Answer with one number: how many lines hold "title".

— start Records provided —

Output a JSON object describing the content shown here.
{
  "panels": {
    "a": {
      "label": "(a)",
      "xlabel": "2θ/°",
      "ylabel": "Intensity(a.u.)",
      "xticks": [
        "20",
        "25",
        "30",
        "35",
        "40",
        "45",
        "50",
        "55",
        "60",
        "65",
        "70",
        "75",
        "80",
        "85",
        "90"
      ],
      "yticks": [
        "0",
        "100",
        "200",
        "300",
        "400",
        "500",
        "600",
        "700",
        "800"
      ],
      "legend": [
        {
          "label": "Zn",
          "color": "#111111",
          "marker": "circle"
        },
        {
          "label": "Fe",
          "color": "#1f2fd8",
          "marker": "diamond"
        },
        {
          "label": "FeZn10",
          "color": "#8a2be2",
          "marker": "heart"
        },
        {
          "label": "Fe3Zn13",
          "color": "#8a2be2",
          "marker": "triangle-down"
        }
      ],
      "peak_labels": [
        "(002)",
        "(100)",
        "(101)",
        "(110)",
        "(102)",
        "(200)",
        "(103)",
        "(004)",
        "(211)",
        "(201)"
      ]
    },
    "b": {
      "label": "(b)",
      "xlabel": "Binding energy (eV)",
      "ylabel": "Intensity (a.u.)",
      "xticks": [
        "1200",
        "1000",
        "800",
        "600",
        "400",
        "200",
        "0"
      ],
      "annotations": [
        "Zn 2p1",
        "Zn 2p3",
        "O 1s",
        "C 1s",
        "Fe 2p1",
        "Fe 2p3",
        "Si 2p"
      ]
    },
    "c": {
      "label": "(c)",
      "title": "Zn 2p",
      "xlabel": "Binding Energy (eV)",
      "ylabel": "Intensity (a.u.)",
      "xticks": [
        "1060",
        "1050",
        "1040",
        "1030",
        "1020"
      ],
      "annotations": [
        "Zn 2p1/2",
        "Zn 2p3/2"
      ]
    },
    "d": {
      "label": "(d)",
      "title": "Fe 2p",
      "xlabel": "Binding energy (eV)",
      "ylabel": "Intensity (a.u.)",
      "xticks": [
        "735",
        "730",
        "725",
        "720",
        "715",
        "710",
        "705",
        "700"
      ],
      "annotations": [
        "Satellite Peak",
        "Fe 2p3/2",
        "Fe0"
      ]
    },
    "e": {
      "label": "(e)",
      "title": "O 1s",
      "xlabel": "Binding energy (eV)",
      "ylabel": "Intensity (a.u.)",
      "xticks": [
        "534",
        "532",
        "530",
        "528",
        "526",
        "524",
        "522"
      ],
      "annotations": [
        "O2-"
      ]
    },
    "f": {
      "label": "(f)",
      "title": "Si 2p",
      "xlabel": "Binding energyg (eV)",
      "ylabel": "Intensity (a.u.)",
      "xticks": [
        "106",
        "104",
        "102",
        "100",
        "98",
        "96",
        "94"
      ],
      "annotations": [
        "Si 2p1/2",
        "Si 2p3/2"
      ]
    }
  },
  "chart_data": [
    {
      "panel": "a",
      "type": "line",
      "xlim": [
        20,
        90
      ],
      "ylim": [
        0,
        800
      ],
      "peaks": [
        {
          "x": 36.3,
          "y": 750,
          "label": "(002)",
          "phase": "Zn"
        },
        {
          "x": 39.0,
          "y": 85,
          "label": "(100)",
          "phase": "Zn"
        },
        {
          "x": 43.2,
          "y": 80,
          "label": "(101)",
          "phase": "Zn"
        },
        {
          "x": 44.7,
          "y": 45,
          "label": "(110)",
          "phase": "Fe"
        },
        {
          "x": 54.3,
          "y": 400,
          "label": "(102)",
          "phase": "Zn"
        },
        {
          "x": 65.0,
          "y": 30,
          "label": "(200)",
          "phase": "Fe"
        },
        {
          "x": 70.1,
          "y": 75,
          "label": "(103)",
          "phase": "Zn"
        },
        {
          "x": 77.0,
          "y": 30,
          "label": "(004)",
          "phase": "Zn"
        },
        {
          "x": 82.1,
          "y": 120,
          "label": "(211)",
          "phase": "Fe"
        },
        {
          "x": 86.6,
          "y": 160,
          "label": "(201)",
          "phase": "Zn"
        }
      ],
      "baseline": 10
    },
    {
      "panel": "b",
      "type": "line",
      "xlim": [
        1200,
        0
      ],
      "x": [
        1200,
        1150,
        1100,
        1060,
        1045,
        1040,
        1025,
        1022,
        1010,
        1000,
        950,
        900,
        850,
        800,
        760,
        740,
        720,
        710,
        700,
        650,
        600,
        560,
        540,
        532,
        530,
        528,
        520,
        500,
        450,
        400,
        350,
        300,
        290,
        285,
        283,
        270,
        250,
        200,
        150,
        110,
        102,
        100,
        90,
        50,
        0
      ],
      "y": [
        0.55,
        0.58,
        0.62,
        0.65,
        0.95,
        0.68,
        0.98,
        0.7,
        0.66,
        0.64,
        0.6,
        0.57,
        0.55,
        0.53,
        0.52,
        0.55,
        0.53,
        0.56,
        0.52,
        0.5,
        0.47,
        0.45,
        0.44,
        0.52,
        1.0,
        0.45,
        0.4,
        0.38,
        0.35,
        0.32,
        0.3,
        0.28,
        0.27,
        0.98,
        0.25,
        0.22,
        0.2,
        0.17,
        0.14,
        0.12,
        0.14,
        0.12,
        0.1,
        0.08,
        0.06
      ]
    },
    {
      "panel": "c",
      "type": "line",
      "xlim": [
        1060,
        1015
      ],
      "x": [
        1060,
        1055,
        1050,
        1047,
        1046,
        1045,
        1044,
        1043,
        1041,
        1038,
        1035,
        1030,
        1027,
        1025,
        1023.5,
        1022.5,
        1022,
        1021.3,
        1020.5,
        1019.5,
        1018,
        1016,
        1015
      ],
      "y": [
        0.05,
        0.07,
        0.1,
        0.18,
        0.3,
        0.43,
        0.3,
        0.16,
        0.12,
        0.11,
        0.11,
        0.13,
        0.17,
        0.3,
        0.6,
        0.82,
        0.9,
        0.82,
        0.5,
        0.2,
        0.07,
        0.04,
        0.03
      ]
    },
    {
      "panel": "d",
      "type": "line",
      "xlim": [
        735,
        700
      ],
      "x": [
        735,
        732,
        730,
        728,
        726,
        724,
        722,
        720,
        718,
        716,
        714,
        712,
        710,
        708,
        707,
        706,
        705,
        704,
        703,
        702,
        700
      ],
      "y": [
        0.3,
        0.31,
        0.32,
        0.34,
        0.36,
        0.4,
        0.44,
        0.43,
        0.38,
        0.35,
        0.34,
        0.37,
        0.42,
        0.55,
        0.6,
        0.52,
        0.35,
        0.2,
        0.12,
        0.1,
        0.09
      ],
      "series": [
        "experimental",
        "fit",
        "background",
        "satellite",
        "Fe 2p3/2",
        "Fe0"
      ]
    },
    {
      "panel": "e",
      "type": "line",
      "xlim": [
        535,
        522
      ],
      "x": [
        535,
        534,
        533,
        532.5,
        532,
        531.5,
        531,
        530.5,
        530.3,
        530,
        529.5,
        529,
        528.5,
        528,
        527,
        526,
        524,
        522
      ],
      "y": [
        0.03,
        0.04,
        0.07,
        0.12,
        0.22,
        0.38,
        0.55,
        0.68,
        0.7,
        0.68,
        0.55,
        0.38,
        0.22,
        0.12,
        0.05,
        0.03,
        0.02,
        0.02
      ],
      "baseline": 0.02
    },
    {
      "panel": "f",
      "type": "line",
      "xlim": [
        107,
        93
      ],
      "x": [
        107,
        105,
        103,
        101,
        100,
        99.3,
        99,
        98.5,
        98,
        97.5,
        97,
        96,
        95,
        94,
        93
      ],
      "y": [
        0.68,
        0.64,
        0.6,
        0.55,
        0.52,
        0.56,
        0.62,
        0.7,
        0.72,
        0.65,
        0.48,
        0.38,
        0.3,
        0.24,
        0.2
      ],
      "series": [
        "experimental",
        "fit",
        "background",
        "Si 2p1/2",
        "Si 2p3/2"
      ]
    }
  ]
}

— end Records provided —

Task solution
4